§ **Tâches à réaliser**:
• A. D'après l'extrait sur la psilocybine, combien de patients ont été inclus dans l'étude de l'équipe de David Erritzoe ?
• B. Recopiez l'extrait sur la psilocybine en commençant à « Les limitations incluent » et en terminant à « synergie avec la psychothérapie. ».

Les psychédéliques, notamment la psilocybine, suscitent un intérêt croissant et ont montré des effets prometteurs dans le traitement de la dépression en association avec la psychothérapie. La singularité de ces effets est leur temporalité : ils apparaissent immédiatement après la prise et semblent persister plusieurs semaines, voire plusieurs mois.
Une étude récente menée par l’équipe de David Erritzoe et publiée en septembre 2024 dans eClinicalMedicine1 révèle que les effets antidépresseurs obtenus par la psychothérapie assistée par psilocybine se maintiennent à 6 mois. Ces résultats confirment ce qui avait été observé dans de précédentes études évaluant en ouvert l’efficacité de la psilocybine sans comparateur2 ou versus liste d’attente3, avec des suivis respectifs de 6 mois et un an. Toutefois, dans ces deux études, environ un tiers des participants avait repris un traitement antidépresseur. Par ailleurs, elles ne disposaient pas de groupe contrôle à long terme.
L’intérêt de l’étude de David Erritzoe1 est qu’elle compare les effets de la psilocybine à ceux de l'escitalopram : les 59 patients inclus ont été randomisés en deux groupes, l’un recevant deux doses de 25 mg de psilocybine accompagnées d'un soutien psychologique, l’autre un traitement standard de six semaines avec escitalopram (SSRI) combiné à un soutien similaire. Dans les deux cas, il y avait une diminution durable des symptômes dépressifs, et la psilocybine a fait mieux que l'escitalopram sur des mesures secondaires, notamment le fonctionnement social et professionnel, le sentiment de connexion psychologique, et le sens de la vie. Les auteurs concluent que la psilocybine pourrait offrir des bénéfices supplémentaires en termes de bien-être global.
Les limitations incluent des données manquantes, notamment concernant les traitements concomitants reçus et des biais liés à l'auto-évaluation. Par ailleurs, la psychothérapie réalisée dans les deux groupes a certainement contribué à l’amélioration observée sans qu’il soit possible de dissocier la composante pharmacologique et psychothérapeutique. Toutefois, les résultats mettent en évidence le potentiel de la psilocybine comme alternative thérapeutique pour la dépression. L'étude plaide pour des recherches supplémentaires pour confirmer ces bénéfices et explorer les mécanismes sous-jacents. En particulier, l’augmentation de la neuroplasticité4 par les psychédéliques – et dans une moindre mesure par les autres antidépresseurs – pourrait favoriser la persistance de leur efficacité au-delà de la période de traitement et leur synergie avec la psychothérapie.

Données d'analyse de mise en page

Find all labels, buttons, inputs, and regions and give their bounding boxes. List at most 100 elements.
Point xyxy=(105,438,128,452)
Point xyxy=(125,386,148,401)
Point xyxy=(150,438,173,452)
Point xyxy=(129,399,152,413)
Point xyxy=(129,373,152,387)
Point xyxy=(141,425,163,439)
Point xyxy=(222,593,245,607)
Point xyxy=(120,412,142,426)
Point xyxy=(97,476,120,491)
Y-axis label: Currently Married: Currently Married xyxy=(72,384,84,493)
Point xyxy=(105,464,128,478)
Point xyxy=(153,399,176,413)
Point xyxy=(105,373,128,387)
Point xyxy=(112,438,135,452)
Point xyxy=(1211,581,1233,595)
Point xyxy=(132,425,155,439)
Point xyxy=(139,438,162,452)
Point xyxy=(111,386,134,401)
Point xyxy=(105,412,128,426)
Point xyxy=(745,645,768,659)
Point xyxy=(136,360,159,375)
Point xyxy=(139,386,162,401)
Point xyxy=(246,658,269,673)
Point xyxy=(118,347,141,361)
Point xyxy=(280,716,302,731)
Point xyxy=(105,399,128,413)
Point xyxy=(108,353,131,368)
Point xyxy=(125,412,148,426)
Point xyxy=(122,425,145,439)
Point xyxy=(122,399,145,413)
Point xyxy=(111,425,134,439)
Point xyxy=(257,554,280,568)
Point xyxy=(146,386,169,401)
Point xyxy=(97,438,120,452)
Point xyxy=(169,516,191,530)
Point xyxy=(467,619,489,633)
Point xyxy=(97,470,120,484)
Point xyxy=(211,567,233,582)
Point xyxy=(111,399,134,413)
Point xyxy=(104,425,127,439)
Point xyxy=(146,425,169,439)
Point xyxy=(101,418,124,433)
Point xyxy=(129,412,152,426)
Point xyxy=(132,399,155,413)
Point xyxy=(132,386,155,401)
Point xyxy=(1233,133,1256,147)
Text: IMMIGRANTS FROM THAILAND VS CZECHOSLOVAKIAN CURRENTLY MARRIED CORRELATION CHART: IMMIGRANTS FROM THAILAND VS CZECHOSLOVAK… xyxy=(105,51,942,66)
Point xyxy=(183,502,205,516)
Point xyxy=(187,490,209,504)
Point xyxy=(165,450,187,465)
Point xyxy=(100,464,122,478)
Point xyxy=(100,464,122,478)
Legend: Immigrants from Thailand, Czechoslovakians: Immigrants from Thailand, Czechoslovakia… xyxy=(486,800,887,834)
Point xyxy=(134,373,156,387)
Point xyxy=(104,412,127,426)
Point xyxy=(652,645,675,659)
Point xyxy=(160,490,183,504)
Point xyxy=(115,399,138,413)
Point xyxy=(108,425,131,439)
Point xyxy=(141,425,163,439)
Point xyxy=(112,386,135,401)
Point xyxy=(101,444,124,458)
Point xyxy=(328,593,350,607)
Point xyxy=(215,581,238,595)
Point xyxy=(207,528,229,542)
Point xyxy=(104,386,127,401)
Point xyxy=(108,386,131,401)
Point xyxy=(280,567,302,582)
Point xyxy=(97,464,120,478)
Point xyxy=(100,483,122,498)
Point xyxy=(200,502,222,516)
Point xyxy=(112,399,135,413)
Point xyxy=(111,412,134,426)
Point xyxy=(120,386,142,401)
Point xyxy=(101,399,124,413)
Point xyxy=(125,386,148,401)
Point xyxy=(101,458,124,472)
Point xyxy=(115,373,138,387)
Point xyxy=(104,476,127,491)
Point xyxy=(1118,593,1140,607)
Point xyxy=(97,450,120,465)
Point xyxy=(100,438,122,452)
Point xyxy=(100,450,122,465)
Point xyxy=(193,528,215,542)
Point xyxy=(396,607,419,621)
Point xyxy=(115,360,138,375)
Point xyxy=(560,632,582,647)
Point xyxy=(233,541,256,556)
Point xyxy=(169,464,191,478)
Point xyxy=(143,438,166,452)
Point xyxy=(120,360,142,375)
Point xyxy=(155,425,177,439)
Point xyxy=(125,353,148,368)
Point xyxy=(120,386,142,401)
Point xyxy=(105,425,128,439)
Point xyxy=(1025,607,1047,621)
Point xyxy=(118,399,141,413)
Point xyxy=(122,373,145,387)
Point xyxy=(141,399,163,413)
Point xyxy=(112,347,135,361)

§ **Réponses par tâche**:
• A. 59 patients.

• B.
Les limitations incluent des données manquantes, notamment concernant les traitements concomitants reçus et des biais liés à l'auto-évaluation. Par ailleurs, la psychothérapie réalisée dans les deux groupes a certainement contribué à l’amélioration observée sans qu’il soit possible de dissocier la composante pharmacologique et psychothérapeutique. Toutefois, les résultats mettent en évidence le potentiel de la psilocybine comme alternative thérapeutique pour la dépression. L'étude plaide pour des recherches supplémentaires pour confirmer ces bénéfices et explorer les mécanismes sous-jacents. En particulier, l’augmentation de la neuroplasticité4 par les psychédéliques – et dans une moindre mesure par les autres antidépresseurs – pourrait favoriser la persistance de leur efficacité au-delà de la période de traitement et leur synergie avec la psychothérapie.